• Exercise prompt: Would you extract the whole listing below and retype it exactly?
── Exercise materials ──
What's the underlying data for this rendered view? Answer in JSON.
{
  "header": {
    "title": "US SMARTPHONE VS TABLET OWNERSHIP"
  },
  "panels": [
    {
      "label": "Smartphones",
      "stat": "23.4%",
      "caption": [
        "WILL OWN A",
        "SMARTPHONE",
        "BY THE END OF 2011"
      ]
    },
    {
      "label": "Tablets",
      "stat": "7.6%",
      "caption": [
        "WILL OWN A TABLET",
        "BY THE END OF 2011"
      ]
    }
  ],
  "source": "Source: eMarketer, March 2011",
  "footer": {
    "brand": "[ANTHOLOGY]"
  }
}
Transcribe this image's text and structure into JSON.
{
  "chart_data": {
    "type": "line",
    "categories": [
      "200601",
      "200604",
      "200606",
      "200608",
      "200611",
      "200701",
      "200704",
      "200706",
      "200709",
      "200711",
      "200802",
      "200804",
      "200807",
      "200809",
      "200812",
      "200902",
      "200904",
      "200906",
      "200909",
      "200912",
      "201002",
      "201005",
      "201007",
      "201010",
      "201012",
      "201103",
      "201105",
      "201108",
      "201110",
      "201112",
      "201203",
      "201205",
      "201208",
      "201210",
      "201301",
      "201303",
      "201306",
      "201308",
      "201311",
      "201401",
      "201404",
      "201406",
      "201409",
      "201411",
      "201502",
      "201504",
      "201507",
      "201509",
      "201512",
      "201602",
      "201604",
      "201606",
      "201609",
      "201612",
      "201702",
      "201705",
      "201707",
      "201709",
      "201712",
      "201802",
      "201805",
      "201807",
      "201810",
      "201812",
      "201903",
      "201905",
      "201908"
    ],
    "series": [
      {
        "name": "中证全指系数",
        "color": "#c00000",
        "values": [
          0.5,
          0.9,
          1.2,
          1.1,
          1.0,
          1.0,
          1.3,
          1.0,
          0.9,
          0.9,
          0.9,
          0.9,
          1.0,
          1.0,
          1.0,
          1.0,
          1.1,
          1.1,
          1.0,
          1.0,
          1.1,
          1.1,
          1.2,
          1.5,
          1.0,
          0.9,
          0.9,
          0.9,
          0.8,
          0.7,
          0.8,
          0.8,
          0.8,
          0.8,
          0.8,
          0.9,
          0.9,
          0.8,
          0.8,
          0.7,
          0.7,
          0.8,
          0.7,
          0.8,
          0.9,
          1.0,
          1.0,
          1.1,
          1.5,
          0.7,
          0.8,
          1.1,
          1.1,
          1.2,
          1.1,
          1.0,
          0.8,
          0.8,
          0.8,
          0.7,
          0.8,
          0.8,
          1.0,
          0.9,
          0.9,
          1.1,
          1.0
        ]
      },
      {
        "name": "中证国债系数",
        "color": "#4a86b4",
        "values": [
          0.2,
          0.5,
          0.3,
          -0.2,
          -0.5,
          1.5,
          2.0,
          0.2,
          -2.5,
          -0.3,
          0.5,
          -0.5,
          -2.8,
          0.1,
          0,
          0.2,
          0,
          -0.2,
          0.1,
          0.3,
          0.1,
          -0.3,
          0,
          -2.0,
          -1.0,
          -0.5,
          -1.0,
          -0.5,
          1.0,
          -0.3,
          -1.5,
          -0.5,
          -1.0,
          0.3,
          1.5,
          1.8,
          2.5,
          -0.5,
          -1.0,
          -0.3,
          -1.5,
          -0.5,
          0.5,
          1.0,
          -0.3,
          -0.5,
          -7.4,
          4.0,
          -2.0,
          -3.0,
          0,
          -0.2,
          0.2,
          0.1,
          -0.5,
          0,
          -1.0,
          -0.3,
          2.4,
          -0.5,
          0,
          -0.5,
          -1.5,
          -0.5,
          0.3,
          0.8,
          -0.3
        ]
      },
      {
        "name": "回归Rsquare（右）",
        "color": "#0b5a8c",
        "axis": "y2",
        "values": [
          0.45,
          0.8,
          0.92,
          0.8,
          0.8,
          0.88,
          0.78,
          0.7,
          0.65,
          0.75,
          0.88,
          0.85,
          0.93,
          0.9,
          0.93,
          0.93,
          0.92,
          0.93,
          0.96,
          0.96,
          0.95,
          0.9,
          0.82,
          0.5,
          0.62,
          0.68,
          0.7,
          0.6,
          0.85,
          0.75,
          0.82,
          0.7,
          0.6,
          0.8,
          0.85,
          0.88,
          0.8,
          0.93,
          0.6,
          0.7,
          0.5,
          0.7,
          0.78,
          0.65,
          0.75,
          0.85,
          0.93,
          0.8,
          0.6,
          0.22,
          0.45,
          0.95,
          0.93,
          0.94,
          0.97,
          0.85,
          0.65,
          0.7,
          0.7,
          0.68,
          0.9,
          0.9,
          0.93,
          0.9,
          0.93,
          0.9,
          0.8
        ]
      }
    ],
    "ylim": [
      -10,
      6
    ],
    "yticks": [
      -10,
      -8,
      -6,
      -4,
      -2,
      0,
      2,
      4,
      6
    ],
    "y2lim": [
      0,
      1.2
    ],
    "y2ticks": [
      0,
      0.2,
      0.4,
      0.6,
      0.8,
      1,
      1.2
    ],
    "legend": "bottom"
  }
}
───
• Result of the exercise:
What's the underlying data for this rendered view? Answer in JSON.
{
  "header": {
    "title": "US SMARTPHONE VS TABLET OWNERSHIP"
  },
  "panels": [
    {
      "label": "Smartphones",
      "stat": "23.4%",
      "caption": [
        "WILL OWN A",
        "SMARTPHONE",
        "BY THE END OF 2011"
      ]
    },
    {
      "label": "Tablets",
      "stat": "7.6%",
      "caption": [
        "WILL OWN A TABLET",
        "BY THE END OF 2011"
      ]
    }
  ],
  "source": "Source: eMarketer, March 2011",
  "footer": {
    "brand": "[ANTHOLOGY]"
  }
}
Transcribe this image's text and structure into JSON.
{
  "chart_data": {
    "type": "line",
    "categories": [
      "200601",
      "200604",
      "200606",
      "200608",
      "200611",
      "200701",
      "200704",
      "200706",
      "200709",
      "200711",
      "200802",
      "200804",
      "200807",
      "200809",
      "200812",
      "200902",
      "200904",
      "200906",
      "200909",
      "200912",
      "201002",
      "201005",
      "201007",
      "201010",
      "201012",
      "201103",
      "201105",
      "201108",
      "201110",
      "201112",
      "201203",
      "201205",
      "201208",
      "201210",
      "201301",
      "201303",
      "201306",
      "201308",
      "201311",
      "201401",
      "201404",
      "201406",
      "201409",
      "201411",
      "201502",
      "201504",
      "201507",
      "201509",
      "201512",
      "201602",
      "201604",
      "201606",
      "201609",
      "201612",
      "201702",
      "201705",
      "201707",
      "201709",
      "201712",
      "201802",
      "201805",
      "201807",
      "201810",
      "201812",
      "201903",
      "201905",
      "201908"
    ],
    "series": [
      {
        "name": "中证全指系数",
        "color": "#c00000",
        "values": [
          0.5,
          0.9,
          1.2,
          1.1,
          1.0,
          1.0,
          1.3,
          1.0,
          0.9,
          0.9,
          0.9,
          0.9,
          1.0,
          1.0,
          1.0,
          1.0,
          1.1,
          1.1,
          1.0,
          1.0,
          1.1,
          1.1,
          1.2,
          1.5,
          1.0,
          0.9,
          0.9,
          0.9,
          0.8,
          0.7,
          0.8,
          0.8,
          0.8,
          0.8,
          0.8,
          0.9,
          0.9,
          0.8,
          0.8,
          0.7,
          0.7,
          0.8,
          0.7,
          0.8,
          0.9,
          1.0,
          1.0,
          1.1,
          1.5,
          0.7,
          0.8,
          1.1,
          1.1,
          1.2,
          1.1,
          1.0,
          0.8,
          0.8,
          0.8,
          0.7,
          0.8,
          0.8,
          1.0,
          0.9,
          0.9,
          1.1,
          1.0
        ]
      },
      {
        "name": "中证国债系数",
        "color": "#4a86b4",
        "values": [
          0.2,
          0.5,
          0.3,
          -0.2,
          -0.5,
          1.5,
          2.0,
          0.2,
          -2.5,
          -0.3,
          0.5,
          -0.5,
          -2.8,
          0.1,
          0,
          0.2,
          0,
          -0.2,
          0.1,
          0.3,
          0.1,
          -0.3,
          0,
          -2.0,
          -1.0,
          -0.5,
          -1.0,
          -0.5,
          1.0,
          -0.3,
          -1.5,
          -0.5,
          -1.0,
          0.3,
          1.5,
          1.8,
          2.5,
          -0.5,
          -1.0,
          -0.3,
          -1.5,
          -0.5,
          0.5,
          1.0,
          -0.3,
          -0.5,
          -7.4,
          4.0,
          -2.0,
          -3.0,
          0,
          -0.2,
          0.2,
          0.1,
          -0.5,
          0,
          -1.0,
          -0.3,
          2.4,
          -0.5,
          0,
          -0.5,
          -1.5,
          -0.5,
          0.3,
          0.8,
          -0.3
        ]
      },
      {
        "name": "回归Rsquare（右）",
        "color": "#0b5a8c",
        "axis": "y2",
        "values": [
          0.45,
          0.8,
          0.92,
          0.8,
          0.8,
          0.88,
          0.78,
          0.7,
          0.65,
          0.75,
          0.88,
          0.85,
          0.93,
          0.9,
          0.93,
          0.93,
          0.92,
          0.93,
          0.96,
          0.96,
          0.95,
          0.9,
          0.82,
          0.5,
          0.62,
          0.68,
          0.7,
          0.6,
          0.85,
          0.75,
          0.82,
          0.7,
          0.6,
          0.8,
          0.85,
          0.88,
          0.8,
          0.93,
          0.6,
          0.7,
          0.5,
          0.7,
          0.78,
          0.65,
          0.75,
          0.85,
          0.93,
          0.8,
          0.6,
          0.22,
          0.45,
          0.95,
          0.93,
          0.94,
          0.97,
          0.85,
          0.65,
          0.7,
          0.7,
          0.68,
          0.9,
          0.9,
          0.93,
          0.9,
          0.93,
          0.9,
          0.8
        ]
      }
    ],
    "ylim": [
      -10,
      6
    ],
    "yticks": [
      -10,
      -8,
      -6,
      -4,
      -2,
      0,
      2,
      4,
      6
    ],
    "y2lim": [
      0,
      1.2
    ],
    "y2ticks": [
      0,
      0.2,
      0.4,
      0.6,
      0.8,
      1,
      1.2
    ],
    "legend": "bottom"
  }
}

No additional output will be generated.